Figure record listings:
* Begin *

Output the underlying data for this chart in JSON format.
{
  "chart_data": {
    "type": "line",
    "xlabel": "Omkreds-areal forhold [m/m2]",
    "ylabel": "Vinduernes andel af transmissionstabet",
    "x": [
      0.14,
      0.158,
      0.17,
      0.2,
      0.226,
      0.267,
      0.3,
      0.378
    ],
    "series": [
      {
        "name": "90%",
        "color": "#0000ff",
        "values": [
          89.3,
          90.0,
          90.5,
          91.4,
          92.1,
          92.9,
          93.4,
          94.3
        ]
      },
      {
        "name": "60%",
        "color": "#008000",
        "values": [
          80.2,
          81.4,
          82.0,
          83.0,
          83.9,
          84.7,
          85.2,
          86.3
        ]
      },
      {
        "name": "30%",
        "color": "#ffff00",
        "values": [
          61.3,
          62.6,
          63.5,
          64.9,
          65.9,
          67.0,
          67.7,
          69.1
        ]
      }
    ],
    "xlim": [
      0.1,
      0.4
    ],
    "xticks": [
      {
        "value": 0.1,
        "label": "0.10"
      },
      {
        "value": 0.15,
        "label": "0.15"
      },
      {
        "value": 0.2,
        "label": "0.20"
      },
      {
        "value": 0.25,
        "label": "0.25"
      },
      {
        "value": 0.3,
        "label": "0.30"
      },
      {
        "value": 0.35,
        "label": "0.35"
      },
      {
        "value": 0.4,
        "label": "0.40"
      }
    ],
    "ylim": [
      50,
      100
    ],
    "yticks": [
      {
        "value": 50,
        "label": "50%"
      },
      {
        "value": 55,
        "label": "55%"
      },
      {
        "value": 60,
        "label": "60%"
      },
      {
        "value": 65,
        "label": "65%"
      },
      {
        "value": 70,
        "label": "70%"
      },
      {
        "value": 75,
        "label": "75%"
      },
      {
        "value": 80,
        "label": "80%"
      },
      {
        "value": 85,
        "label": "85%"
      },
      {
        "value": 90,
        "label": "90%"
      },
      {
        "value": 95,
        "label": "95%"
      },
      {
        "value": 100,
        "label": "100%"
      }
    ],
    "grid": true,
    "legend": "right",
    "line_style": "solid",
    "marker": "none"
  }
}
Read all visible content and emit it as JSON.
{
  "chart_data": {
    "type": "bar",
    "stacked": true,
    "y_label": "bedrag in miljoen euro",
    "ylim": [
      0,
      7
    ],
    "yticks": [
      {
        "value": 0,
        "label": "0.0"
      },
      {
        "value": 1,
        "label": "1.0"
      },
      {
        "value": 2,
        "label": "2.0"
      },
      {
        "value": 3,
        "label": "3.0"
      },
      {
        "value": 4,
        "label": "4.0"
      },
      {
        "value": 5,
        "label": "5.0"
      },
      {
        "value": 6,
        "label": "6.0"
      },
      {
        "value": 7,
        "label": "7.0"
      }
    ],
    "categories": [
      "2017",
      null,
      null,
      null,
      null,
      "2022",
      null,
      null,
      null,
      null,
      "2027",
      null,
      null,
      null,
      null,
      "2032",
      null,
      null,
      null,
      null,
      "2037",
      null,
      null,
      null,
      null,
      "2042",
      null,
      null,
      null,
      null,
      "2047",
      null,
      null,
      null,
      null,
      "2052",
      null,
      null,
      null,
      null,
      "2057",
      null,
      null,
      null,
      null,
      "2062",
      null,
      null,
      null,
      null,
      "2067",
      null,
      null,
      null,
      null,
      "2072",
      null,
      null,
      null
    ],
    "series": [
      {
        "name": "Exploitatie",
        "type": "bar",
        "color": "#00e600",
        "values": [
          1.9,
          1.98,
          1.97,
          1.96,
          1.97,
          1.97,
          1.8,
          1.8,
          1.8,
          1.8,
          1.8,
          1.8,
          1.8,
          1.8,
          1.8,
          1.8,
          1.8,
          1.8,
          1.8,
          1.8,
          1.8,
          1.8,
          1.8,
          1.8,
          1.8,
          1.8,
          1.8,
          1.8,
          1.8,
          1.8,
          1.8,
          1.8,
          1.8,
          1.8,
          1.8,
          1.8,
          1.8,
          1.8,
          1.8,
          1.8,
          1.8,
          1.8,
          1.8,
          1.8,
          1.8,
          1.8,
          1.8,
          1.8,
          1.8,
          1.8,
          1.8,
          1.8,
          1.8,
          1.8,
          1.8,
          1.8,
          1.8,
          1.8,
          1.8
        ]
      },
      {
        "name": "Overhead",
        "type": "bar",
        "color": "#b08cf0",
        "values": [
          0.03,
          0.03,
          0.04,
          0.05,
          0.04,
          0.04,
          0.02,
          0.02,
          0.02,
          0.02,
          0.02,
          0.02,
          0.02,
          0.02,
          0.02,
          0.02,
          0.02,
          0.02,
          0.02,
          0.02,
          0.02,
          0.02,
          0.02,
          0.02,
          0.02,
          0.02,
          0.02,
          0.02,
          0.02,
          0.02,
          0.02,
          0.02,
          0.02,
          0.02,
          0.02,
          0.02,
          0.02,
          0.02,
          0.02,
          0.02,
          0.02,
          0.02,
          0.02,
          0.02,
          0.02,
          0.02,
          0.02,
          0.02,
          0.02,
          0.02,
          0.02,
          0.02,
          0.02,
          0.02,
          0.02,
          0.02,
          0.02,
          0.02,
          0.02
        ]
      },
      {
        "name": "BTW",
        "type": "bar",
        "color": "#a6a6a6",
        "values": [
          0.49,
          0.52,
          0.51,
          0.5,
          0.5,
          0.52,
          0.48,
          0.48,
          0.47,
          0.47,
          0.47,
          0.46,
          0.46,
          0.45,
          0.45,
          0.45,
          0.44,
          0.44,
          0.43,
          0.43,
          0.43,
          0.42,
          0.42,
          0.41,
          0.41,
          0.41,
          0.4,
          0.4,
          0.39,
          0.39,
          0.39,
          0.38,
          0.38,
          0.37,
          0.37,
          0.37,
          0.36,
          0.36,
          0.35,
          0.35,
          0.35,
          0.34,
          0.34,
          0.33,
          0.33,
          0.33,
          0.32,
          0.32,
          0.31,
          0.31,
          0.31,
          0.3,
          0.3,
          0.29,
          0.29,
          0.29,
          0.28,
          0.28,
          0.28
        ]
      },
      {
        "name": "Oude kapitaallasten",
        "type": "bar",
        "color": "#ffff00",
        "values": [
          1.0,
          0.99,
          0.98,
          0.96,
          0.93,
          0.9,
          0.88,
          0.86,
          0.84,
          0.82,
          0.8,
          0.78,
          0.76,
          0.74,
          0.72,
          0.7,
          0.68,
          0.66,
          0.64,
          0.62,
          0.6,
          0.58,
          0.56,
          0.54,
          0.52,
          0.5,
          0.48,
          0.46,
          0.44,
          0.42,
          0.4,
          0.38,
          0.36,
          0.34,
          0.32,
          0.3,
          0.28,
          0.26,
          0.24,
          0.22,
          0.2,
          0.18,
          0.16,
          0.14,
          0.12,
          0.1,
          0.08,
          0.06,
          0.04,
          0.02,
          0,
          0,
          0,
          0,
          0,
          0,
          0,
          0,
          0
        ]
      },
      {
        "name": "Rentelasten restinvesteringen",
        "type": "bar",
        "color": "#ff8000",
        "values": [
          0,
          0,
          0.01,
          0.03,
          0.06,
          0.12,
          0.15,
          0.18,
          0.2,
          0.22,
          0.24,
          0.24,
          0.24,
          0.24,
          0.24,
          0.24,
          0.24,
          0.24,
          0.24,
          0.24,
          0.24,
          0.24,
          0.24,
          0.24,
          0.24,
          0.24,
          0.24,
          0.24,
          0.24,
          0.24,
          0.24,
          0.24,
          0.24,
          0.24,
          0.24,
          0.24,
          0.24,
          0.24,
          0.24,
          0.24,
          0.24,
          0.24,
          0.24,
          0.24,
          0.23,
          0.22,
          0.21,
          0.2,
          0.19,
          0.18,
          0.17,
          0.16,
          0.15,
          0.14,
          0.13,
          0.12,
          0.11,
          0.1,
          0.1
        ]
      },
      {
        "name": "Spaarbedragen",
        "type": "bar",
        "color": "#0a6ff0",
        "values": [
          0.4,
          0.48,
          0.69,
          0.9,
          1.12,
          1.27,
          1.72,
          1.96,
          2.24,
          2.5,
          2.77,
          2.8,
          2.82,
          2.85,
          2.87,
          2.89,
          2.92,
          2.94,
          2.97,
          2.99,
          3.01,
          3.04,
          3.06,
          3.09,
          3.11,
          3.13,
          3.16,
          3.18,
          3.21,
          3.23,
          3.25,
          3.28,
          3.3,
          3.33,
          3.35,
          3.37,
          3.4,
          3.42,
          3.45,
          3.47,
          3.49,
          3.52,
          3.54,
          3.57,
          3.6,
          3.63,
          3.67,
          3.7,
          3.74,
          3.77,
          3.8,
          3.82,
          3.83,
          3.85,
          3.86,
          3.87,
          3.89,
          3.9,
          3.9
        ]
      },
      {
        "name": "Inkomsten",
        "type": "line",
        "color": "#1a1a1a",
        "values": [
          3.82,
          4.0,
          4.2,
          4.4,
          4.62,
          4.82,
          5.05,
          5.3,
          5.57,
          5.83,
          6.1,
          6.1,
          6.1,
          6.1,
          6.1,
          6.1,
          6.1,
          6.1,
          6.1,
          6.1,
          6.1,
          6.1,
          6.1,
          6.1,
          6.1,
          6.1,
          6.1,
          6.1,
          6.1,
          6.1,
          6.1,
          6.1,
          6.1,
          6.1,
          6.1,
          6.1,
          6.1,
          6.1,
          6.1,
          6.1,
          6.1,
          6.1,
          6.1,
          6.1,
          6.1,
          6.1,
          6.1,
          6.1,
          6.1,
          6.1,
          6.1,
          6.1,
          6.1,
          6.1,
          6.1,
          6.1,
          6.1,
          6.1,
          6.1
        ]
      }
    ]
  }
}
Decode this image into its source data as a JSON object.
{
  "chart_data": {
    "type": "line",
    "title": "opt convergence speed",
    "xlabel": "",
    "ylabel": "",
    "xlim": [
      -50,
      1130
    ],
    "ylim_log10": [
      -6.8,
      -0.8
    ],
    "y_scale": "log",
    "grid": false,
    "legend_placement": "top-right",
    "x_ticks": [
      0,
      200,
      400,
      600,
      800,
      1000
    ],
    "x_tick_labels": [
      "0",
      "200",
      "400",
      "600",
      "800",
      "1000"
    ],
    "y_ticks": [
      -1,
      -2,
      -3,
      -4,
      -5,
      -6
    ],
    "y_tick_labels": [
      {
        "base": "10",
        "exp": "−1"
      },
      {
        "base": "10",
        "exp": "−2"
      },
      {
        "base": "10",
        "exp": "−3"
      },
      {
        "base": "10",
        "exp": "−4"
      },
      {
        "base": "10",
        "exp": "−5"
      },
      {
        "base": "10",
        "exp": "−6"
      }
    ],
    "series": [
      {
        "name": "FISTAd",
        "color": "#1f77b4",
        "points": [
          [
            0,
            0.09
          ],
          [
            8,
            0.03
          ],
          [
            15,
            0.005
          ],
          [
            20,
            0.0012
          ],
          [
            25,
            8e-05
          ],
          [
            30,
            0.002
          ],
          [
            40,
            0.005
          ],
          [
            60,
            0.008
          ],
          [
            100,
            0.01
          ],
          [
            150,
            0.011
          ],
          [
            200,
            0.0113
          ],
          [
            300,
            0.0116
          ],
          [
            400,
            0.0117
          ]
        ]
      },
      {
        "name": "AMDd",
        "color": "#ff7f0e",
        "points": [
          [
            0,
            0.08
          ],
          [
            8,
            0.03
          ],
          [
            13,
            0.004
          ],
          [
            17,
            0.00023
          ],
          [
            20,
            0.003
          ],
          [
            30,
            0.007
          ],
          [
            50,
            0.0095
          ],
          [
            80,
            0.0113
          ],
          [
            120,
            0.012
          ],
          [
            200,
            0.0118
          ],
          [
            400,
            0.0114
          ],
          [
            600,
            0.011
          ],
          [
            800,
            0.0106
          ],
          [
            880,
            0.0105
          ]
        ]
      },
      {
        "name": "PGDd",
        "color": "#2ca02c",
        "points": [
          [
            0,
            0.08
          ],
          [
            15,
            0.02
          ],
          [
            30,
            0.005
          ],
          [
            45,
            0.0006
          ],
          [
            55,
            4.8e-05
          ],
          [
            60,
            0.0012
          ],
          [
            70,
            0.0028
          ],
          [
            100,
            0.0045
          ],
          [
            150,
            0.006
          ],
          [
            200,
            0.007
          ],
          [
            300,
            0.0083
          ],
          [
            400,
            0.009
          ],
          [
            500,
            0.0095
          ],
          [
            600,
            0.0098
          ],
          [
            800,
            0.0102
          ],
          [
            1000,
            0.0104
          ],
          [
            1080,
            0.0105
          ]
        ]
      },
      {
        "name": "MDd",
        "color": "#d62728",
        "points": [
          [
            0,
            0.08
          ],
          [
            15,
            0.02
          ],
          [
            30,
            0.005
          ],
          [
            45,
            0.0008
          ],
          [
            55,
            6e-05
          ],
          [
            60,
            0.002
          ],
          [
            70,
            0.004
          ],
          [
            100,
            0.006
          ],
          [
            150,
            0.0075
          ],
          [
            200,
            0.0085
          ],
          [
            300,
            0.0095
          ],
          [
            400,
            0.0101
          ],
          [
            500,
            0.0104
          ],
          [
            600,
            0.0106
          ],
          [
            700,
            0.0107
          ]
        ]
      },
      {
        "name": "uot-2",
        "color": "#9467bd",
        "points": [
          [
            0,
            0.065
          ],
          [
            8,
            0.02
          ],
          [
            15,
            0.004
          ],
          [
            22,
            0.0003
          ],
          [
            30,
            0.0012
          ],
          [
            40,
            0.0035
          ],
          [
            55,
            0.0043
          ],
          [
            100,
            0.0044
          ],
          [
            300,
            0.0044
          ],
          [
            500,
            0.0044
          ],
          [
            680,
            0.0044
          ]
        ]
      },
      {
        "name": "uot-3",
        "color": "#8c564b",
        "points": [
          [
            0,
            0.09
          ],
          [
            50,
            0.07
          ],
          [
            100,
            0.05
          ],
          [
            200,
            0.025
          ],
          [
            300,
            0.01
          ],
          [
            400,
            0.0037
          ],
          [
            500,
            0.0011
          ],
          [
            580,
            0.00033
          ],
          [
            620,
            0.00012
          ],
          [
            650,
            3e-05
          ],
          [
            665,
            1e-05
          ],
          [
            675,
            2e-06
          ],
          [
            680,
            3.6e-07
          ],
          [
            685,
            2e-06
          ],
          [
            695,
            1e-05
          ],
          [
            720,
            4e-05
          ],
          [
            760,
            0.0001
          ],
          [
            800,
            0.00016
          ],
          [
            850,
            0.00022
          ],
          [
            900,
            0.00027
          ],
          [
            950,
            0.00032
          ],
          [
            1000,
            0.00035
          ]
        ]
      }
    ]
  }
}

* End *

GOAL OF THE EXERCISE: In the records above, find each line with the word "this" and copy it.

TASK ANSWER:
Output the underlying data for this chart in JSON format.
Decode this image into its source data as a JSON object.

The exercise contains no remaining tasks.